→ **Short exercise**
Repeat each line of the material exactly.

---- Data shown

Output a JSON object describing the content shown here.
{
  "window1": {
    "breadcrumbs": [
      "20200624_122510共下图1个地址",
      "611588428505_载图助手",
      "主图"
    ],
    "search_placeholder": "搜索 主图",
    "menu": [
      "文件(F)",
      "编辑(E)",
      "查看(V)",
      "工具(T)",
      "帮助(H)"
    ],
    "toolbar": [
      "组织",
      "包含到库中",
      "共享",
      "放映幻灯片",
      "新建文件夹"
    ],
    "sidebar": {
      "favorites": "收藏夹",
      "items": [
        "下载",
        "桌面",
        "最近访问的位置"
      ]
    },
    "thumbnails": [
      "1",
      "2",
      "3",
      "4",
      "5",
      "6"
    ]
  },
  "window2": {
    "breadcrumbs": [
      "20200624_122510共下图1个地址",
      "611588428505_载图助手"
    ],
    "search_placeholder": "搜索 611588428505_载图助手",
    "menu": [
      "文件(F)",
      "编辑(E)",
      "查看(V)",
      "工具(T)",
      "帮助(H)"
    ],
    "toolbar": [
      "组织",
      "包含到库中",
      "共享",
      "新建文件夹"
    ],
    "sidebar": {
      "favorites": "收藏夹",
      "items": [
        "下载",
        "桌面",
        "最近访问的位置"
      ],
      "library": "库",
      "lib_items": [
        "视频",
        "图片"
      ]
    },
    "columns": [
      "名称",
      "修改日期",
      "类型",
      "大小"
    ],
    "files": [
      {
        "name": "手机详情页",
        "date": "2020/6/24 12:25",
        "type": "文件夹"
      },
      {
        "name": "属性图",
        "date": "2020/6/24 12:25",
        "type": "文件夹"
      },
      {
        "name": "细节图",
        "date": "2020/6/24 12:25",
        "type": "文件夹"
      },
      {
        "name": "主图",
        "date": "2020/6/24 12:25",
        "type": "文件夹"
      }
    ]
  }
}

--------

→ **Output below**
Output a JSON object describing the content shown here.
{
  "window1": {
    "breadcrumbs": [
      "20200624_122510共下图1个地址",
      "611588428505_载图助手",
      "主图"
    ],
    "search_placeholder": "搜索 主图",
    "menu": [
      "文件(F)",
      "编辑(E)",
      "查看(V)",
      "工具(T)",
      "帮助(H)"
    ],
    "toolbar": [
      "组织",
      "包含到库中",
      "共享",
      "放映幻灯片",
      "新建文件夹"
    ],
    "sidebar": {
      "favorites": "收藏夹",
      "items": [
        "下载",
        "桌面",
        "最近访问的位置"
      ]
    },
    "thumbnails": [
      "1",
      "2",
      "3",
      "4",
      "5",
      "6"
    ]
  },
  "window2": {
    "breadcrumbs": [
      "20200624_122510共下图1个地址",
      "611588428505_载图助手"
    ],
    "search_placeholder": "搜索 611588428505_载图助手",
    "menu": [
      "文件(F)",
      "编辑(E)",
      "查看(V)",
      "工具(T)",
      "帮助(H)"
    ],
    "toolbar": [
      "组织",
      "包含到库中",
      "共享",
      "新建文件夹"
    ],
    "sidebar": {
      "favorites": "收藏夹",
      "items": [
        "下载",
        "桌面",
        "最近访问的位置"
      ],
      "library": "库",
      "lib_items": [
        "视频",
        "图片"
      ]
    },
    "columns": [
      "名称",
      "修改日期",
      "类型",
      "大小"
    ],
    "files": [
      {
        "name": "手机详情页",
        "date": "2020/6/24 12:25",
        "type": "文件夹"
      },
      {
        "name": "属性图",
        "date": "2020/6/24 12:25",
        "type": "文件夹"
      },
      {
        "name": "细节图",
        "date": "2020/6/24 12:25",
        "type": "文件夹"
      },
      {
        "name": "主图",
        "date": "2020/6/24 12:25",
        "type": "文件夹"
      }
    ]
  }
}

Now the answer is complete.